GOAL OF THE EXERCISE
Reproduce every entry exactly as shown.

RECORDS FOR THE TASK
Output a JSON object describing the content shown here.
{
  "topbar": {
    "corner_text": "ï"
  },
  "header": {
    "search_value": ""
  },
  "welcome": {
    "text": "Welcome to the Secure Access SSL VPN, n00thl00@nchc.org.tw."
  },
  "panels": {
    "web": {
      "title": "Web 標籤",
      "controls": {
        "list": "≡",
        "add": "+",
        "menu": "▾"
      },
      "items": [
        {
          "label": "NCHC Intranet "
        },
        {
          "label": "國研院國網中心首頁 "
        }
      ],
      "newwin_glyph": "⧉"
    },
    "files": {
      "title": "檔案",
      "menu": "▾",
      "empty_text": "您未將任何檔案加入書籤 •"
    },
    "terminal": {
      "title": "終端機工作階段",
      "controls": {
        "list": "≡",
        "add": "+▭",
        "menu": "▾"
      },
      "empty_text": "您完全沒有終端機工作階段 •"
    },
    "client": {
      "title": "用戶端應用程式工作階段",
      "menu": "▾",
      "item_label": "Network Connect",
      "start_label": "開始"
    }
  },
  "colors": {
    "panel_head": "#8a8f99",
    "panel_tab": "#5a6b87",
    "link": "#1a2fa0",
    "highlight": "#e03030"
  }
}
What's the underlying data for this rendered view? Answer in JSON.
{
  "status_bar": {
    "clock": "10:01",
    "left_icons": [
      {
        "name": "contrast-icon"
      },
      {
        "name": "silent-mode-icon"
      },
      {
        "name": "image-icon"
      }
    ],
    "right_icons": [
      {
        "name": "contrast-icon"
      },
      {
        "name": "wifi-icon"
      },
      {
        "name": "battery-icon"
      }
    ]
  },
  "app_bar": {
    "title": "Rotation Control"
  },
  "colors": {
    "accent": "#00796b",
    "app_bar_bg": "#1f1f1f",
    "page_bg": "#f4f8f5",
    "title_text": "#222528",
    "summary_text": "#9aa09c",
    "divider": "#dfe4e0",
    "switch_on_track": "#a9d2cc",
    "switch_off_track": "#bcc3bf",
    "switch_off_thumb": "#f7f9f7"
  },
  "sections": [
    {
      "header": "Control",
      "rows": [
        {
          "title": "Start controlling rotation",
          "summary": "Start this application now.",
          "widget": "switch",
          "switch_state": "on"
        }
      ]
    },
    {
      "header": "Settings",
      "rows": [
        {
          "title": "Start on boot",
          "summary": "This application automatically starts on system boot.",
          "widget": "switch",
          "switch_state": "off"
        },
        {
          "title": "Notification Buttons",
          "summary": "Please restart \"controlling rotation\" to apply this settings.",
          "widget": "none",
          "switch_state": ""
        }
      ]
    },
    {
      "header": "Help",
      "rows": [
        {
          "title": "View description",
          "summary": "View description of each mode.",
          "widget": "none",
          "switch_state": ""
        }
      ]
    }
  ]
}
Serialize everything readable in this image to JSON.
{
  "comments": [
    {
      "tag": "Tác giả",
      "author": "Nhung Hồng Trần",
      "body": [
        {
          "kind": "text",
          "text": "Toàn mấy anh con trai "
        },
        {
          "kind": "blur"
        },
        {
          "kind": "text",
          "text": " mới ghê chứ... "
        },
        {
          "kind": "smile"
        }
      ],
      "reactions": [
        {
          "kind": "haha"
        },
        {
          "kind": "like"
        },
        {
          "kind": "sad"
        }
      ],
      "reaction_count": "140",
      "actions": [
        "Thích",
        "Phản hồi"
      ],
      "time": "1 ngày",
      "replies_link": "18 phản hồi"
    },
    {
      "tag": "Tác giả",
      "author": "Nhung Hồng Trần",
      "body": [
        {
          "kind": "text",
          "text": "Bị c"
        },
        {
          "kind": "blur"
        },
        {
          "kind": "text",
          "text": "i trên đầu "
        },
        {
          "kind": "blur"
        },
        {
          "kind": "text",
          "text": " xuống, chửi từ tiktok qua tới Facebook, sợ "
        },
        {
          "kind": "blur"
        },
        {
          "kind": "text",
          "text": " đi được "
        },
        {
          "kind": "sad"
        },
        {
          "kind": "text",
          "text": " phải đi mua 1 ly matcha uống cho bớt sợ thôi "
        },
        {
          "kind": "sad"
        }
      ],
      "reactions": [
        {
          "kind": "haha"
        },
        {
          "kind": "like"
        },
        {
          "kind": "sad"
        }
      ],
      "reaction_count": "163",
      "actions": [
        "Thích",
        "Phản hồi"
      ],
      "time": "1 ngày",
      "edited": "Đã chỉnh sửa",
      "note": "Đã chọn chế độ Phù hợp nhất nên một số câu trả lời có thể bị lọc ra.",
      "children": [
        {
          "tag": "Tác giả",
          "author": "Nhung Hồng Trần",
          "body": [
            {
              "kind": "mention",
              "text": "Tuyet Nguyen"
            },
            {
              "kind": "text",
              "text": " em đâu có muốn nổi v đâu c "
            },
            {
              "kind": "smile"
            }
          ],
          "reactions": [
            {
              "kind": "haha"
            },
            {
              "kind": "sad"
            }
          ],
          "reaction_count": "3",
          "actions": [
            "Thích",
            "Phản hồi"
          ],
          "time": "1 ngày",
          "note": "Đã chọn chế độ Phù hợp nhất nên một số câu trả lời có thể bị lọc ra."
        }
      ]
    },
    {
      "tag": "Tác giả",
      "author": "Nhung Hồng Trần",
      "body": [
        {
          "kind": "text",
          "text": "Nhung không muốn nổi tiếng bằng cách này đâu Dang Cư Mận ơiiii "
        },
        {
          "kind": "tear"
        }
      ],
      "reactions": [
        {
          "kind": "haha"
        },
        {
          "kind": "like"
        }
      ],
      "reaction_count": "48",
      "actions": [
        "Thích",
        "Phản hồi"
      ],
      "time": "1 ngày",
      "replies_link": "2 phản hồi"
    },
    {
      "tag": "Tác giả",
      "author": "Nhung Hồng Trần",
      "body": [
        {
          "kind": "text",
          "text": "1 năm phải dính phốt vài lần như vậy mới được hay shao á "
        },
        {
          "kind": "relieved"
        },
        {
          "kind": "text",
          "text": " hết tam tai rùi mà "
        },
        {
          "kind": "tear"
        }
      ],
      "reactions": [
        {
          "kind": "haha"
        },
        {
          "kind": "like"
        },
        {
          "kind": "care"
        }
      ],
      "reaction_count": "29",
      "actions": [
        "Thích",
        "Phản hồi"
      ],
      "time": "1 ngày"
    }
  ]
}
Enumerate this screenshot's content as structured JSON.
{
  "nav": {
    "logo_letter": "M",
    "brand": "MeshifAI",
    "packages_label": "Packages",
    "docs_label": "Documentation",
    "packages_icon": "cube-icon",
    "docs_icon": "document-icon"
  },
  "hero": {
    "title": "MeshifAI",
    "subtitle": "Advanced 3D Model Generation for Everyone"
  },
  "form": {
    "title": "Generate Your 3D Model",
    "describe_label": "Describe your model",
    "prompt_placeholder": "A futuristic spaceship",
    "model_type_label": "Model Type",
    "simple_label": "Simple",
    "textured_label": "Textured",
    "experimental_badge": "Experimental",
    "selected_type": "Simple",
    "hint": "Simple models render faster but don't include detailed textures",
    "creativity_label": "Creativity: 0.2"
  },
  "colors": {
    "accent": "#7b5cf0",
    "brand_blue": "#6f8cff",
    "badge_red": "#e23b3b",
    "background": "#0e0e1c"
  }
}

WRITTEN SOLUTION
Output a JSON object describing the content shown here.
{
  "topbar": {
    "corner_text": "ï"
  },
  "header": {
    "search_value": ""
  },
  "welcome": {
    "text": "Welcome to the Secure Access SSL VPN, n00thl00@nchc.org.tw."
  },
  "panels": {
    "web": {
      "title": "Web 標籤",
      "controls": {
        "list": "≡",
        "add": "+",
        "menu": "▾"
      },
      "items": [
        {
          "label": "NCHC Intranet "
        },
        {
          "label": "國研院國網中心首頁 "
        }
      ],
      "newwin_glyph": "⧉"
    },
    "files": {
      "title": "檔案",
      "menu": "▾",
      "empty_text": "您未將任何檔案加入書籤 •"
    },
    "terminal": {
      "title": "終端機工作階段",
      "controls": {
        "list": "≡",
        "add": "+▭",
        "menu": "▾"
      },
      "empty_text": "您完全沒有終端機工作階段 •"
    },
    "client": {
      "title": "用戶端應用程式工作階段",
      "menu": "▾",
      "item_label": "Network Connect",
      "start_label": "開始"
    }
  },
  "colors": {
    "panel_head": "#8a8f99",
    "panel_tab": "#5a6b87",
    "link": "#1a2fa0",
    "highlight": "#e03030"
  }
}
What's the underlying data for this rendered view? Answer in JSON.
{
  "status_bar": {
    "clock": "10:01",
    "left_icons": [
      {
        "name": "contrast-icon"
      },
      {
        "name": "silent-mode-icon"
      },
      {
        "name": "image-icon"
      }
    ],
    "right_icons": [
      {
        "name": "contrast-icon"
      },
      {
        "name": "wifi-icon"
      },
      {
        "name": "battery-icon"
      }
    ]
  },
  "app_bar": {
    "title": "Rotation Control"
  },
  "colors": {
    "accent": "#00796b",
    "app_bar_bg": "#1f1f1f",
    "page_bg": "#f4f8f5",
    "title_text": "#222528",
    "summary_text": "#9aa09c",
    "divider": "#dfe4e0",
    "switch_on_track": "#a9d2cc",
    "switch_off_track": "#bcc3bf",
    "switch_off_thumb": "#f7f9f7"
  },
  "sections": [
    {
      "header": "Control",
      "rows": [
        {
          "title": "Start controlling rotation",
          "summary": "Start this application now.",
          "widget": "switch",
          "switch_state": "on"
        }
      ]
    },
    {
      "header": "Settings",
      "rows": [
        {
          "title": "Start on boot",
          "summary": "This application automatically starts on system boot.",
          "widget": "switch",
          "switch_state": "off"
        },
        {
          "title": "Notification Buttons",
          "summary": "Please restart \"controlling rotation\" to apply this settings.",
          "widget": "none",
          "switch_state": ""
        }
      ]
    },
    {
      "header": "Help",
      "rows": [
        {
          "title": "View description",
          "summary": "View description of each mode.",
          "widget": "none",
          "switch_state": ""
        }
      ]
    }
  ]
}
Serialize everything readable in this image to JSON.
{
  "comments": [
    {
      "tag": "Tác giả",
      "author": "Nhung Hồng Trần",
      "body": [
        {
          "kind": "text",
          "text": "Toàn mấy anh con trai "
        },
        {
          "kind": "blur"
        },
        {
          "kind": "text",
          "text": " mới ghê chứ... "
        },
        {
          "kind": "smile"
        }
      ],
      "reactions": [
        {
          "kind": "haha"
        },
        {
          "kind": "like"
        },
        {
          "kind": "sad"
        }
      ],
      "reaction_count": "140",
      "actions": [
        "Thích",
        "Phản hồi"
      ],
      "time": "1 ngày",
      "replies_link": "18 phản hồi"
    },
    {
      "tag": "Tác giả",
      "author": "Nhung Hồng Trần",
      "body": [
        {
          "kind": "text",
          "text": "Bị c"
        },
        {
          "kind": "blur"
        },
        {
          "kind": "text",
          "text": "i trên đầu "
        },
        {
          "kind": "blur"
        },
        {
          "kind": "text",
          "text": " xuống, chửi từ tiktok qua tới Facebook, sợ "
        },
        {
          "kind": "blur"
        },
        {
          "kind": "text",
          "text": " đi được "
        },
        {
          "kind": "sad"
        },
        {
          "kind": "text",
          "text": " phải đi mua 1 ly matcha uống cho bớt sợ thôi "
        },
        {
          "kind": "sad"
        }
      ],
      "reactions": [
        {
          "kind": "haha"
        },
        {
          "kind": "like"
        },
        {
          "kind": "sad"
        }
      ],
      "reaction_count": "163",
      "actions": [
        "Thích",
        "Phản hồi"
      ],
      "time": "1 ngày",
      "edited": "Đã chỉnh sửa",
      "note": "Đã chọn chế độ Phù hợp nhất nên một số câu trả lời có thể bị lọc ra.",
      "children": [
        {
          "tag": "Tác giả",
          "author": "Nhung Hồng Trần",
          "body": [
            {
              "kind": "mention",
              "text": "Tuyet Nguyen"
            },
            {
              "kind": "text",
              "text": " em đâu có muốn nổi v đâu c "
            },
            {
              "kind": "smile"
            }
          ],
          "reactions": [
            {
              "kind": "haha"
            },
            {
              "kind": "sad"
            }
          ],
          "reaction_count": "3",
          "actions": [
            "Thích",
            "Phản hồi"
          ],
          "time": "1 ngày",
          "note": "Đã chọn chế độ Phù hợp nhất nên một số câu trả lời có thể bị lọc ra."
        }
      ]
    },
    {
      "tag": "Tác giả",
      "author": "Nhung Hồng Trần",
      "body": [
        {
          "kind": "text",
          "text": "Nhung không muốn nổi tiếng bằng cách này đâu Dang Cư Mận ơiiii "
        },
        {
          "kind": "tear"
        }
      ],
      "reactions": [
        {
          "kind": "haha"
        },
        {
          "kind": "like"
        }
      ],
      "reaction_count": "48",
      "actions": [
        "Thích",
        "Phản hồi"
      ],
      "time": "1 ngày",
      "replies_link": "2 phản hồi"
    },
    {
      "tag": "Tác giả",
      "author": "Nhung Hồng Trần",
      "body": [
        {
          "kind": "text",
          "text": "1 năm phải dính phốt vài lần như vậy mới được hay shao á "
        },
        {
          "kind": "relieved"
        },
        {
          "kind": "text",
          "text": " hết tam tai rùi mà "
        },
        {
          "kind": "tear"
        }
      ],
      "reactions": [
        {
          "kind": "haha"
        },
        {
          "kind": "like"
        },
        {
          "kind": "care"
        }
      ],
      "reaction_count": "29",
      "actions": [
        "Thích",
        "Phản hồi"
      ],
      "time": "1 ngày"
    }
  ]
}
Enumerate this screenshot's content as structured JSON.
{
  "nav": {
    "logo_letter": "M",
    "brand": "MeshifAI",
    "packages_label": "Packages",
    "docs_label": "Documentation",
    "packages_icon": "cube-icon",
    "docs_icon": "document-icon"
  },
  "hero": {
    "title": "MeshifAI",
    "subtitle": "Advanced 3D Model Generation for Everyone"
  },
  "form": {
    "title": "Generate Your 3D Model",
    "describe_label": "Describe your model",
    "prompt_placeholder": "A futuristic spaceship",
    "model_type_label": "Model Type",
    "simple_label": "Simple",
    "textured_label": "Textured",
    "experimental_badge": "Experimental",
    "selected_type": "Simple",
    "hint": "Simple models render faster but don't include detailed textures",
    "creativity_label": "Creativity: 0.2"
  },
  "colors": {
    "accent": "#7b5cf0",
    "brand_blue": "#6f8cff",
    "badge_red": "#e23b3b",
    "background": "#0e0e1c"
  }
}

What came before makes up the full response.